• **Document excerpt**
The researchers interviewed 12 trafficked women, from impoverished regions including Africa, eastern Europe and Central/South America, who spoke of having been told they would get work in dance clubs or the tourism sector and of having false documents arranged for them.

Once they got to Ireland, their documents were taken from them, rendering them illegal immigrants. Many were raped by pimps and/or traffickers “to make them compliant” and then put to work seeing up to 10 men a day.

“The accounts of trafficked women are of captivity, isolation, shame and betrayal, combined with systematic sexual exploitation and rape,” says the report.

Of 63 of the women who gave details on violent experiences, 45 had experienced physical violence, 35 had been raped and 18 had been gang-raped.

The authors stressed that the 102 listed were just the women they managed to identify through contacts with service-providers. They said there were more than 1,000 women in indoor prostitution at any one time.

• **The tasks**
1. In the excerpt on women trafficked into Ireland, how many of the 63 women who described violent experiences had been gang-raped?
2. Please carry on the excerpt on women trafficked into Ireland from its final sentence.
The material that comes next is not needed.

[Visual layout records]
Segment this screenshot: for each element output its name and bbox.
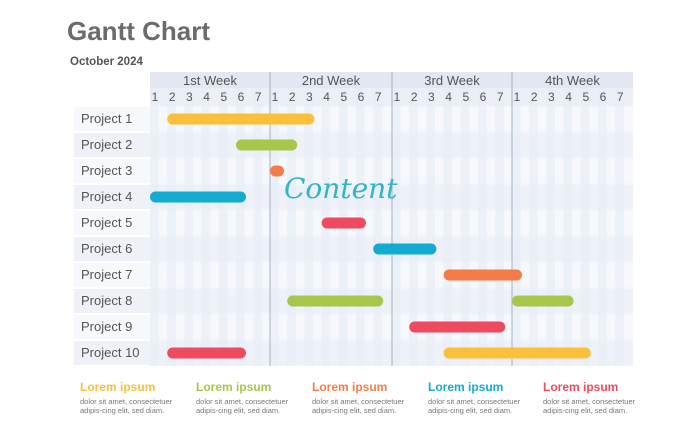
legend-note: Lorem ipsum dolor sit amet, consectetuer … [196, 380, 304, 415]
project-label: Project 1 [81, 111, 132, 126]
day-column-shade [236, 88, 245, 366]
legend-heading: Lorem ipsum [428, 380, 536, 394]
legend-heading: Lorem ipsum [80, 380, 188, 394]
day-column-shade [167, 88, 176, 366]
day-tick-label: 6 [238, 90, 245, 104]
task-bar [167, 114, 314, 125]
legend-text: dolor sit amet, consectetuer adipis-cing… [312, 397, 420, 415]
legend-note: Lorem ipsum dolor sit amet, consectetuer … [543, 380, 651, 415]
project-label: Project 9 [81, 319, 132, 334]
day-tick-label: 7 [617, 90, 624, 104]
day-tick-label: 6 [358, 90, 365, 104]
day-column-shade [219, 88, 228, 366]
project-label: Project 7 [81, 267, 132, 282]
day-tick-label: 5 [340, 90, 347, 104]
day-tick-label: 3 [428, 90, 435, 104]
day-tick-label: 7 [255, 90, 262, 104]
day-column-shade [184, 88, 193, 366]
week-label: 1st Week [183, 73, 237, 88]
day-tick-label: 5 [462, 90, 469, 104]
day-tick-label: 1 [152, 90, 159, 104]
day-column-shade [253, 88, 262, 366]
day-tick-label: 4 [203, 90, 210, 104]
legend-text: dolor sit amet, consectetuer adipis-cing… [196, 397, 304, 415]
legend-text: dolor sit amet, consectetuer adipis-cing… [80, 397, 188, 415]
project-label: Project 8 [81, 293, 132, 308]
day-tick-label: 3 [186, 90, 193, 104]
project-label: Project 2 [81, 137, 132, 152]
day-tick-label: 1 [394, 90, 401, 104]
day-column-shade [150, 88, 159, 366]
day-tick-label: 3 [306, 90, 313, 104]
day-column-shade [529, 88, 538, 366]
day-tick-label: 7 [497, 90, 504, 104]
day-column-shade [373, 88, 382, 366]
day-column-shade [287, 88, 296, 366]
day-column-shade [512, 88, 521, 366]
day-tick-label: 5 [220, 90, 227, 104]
task-bar [322, 218, 366, 229]
day-tick-label: 1 [272, 90, 279, 104]
legend-note: Lorem ipsum dolor sit amet, consectetuer … [80, 380, 188, 415]
day-tick-label: 2 [289, 90, 296, 104]
project-labels: Project 1 Project 2 Project 3 Project 4 Proj… [81, 111, 140, 360]
day-column-shade [581, 88, 590, 366]
day-column-shade [304, 88, 313, 366]
day-tick-label: 2 [411, 90, 418, 104]
day-column-shade [270, 88, 279, 366]
day-tick-label: 4 [445, 90, 452, 104]
day-tick-label: 2 [531, 90, 538, 104]
day-tick-label: 3 [548, 90, 555, 104]
day-tick-label: 5 [582, 90, 589, 104]
legend-note: Lorem ipsum dolor sit amet, consectetuer … [428, 380, 536, 415]
day-column-shade [392, 88, 401, 366]
task-bar [444, 270, 522, 281]
day-tick-label: 6 [600, 90, 607, 104]
project-label: Project 10 [81, 345, 140, 360]
task-bar [444, 348, 591, 359]
legend-heading: Lorem ipsum [196, 380, 304, 394]
day-tick-label: 4 [323, 90, 330, 104]
legend-heading: Lorem ipsum [312, 380, 420, 394]
task-bar [512, 296, 574, 307]
project-label: Project 6 [81, 241, 132, 256]
day-tick-label: 4 [565, 90, 572, 104]
day-tick-label: 2 [169, 90, 176, 104]
project-label: Project 4 [81, 189, 132, 204]
day-column-shade [615, 88, 624, 366]
day-tick-label: 1 [514, 90, 521, 104]
week-label: 2nd Week [302, 73, 361, 88]
day-column-shade [598, 88, 607, 366]
task-bar [373, 244, 436, 255]
day-column-shade [546, 88, 555, 366]
task-bar [167, 348, 246, 359]
legend-text: dolor sit amet, consectetuer adipis-cing… [428, 397, 536, 415]
day-tick-label: 6 [480, 90, 487, 104]
legend-heading: Lorem ipsum [543, 380, 651, 394]
task-bar [150, 192, 246, 203]
task-bar [287, 296, 383, 307]
day-tick-label: 7 [375, 90, 382, 104]
legend-text: dolor sit amet, consectetuer adipis-cing… [543, 397, 651, 415]
day-column-shade [564, 88, 573, 366]
week-label: 4th Week [545, 73, 600, 88]
task-bar [236, 140, 297, 151]
project-label: Project 3 [81, 163, 132, 178]
content-annotation: Content [284, 172, 398, 205]
week-label: 3rd Week [424, 73, 480, 88]
task-bar [409, 322, 505, 333]
legend-note: Lorem ipsum dolor sit amet, consectetuer … [312, 380, 420, 415]
project-label: Project 5 [81, 215, 132, 230]
task-bar [270, 166, 284, 177]
day-column-shade [202, 88, 211, 366]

• **Responses for each task**
1. 18 of them had been gang-raped.

2.
Examining Irish “escort” internet sites, they found women representing 51 nationalities. Some 97 per cent of women advertised were migrants.

They ranged in age from 18 to 58, averaging 25 years, with evidence that some were as young as 16. They were advertised in hotels, apartments and as call-outs to homes in 19 of the 26 counties.

The women said they had to be available for sex 24 hours a day and some were “very distressed at the range of abnormal sexual acts they were asked to perform”.

Many men wanted them to drink and take drugs with them, and many were “under increasing pressure to engage in unsafe sexual acts including unprotected oral, vaginal and anal sex”.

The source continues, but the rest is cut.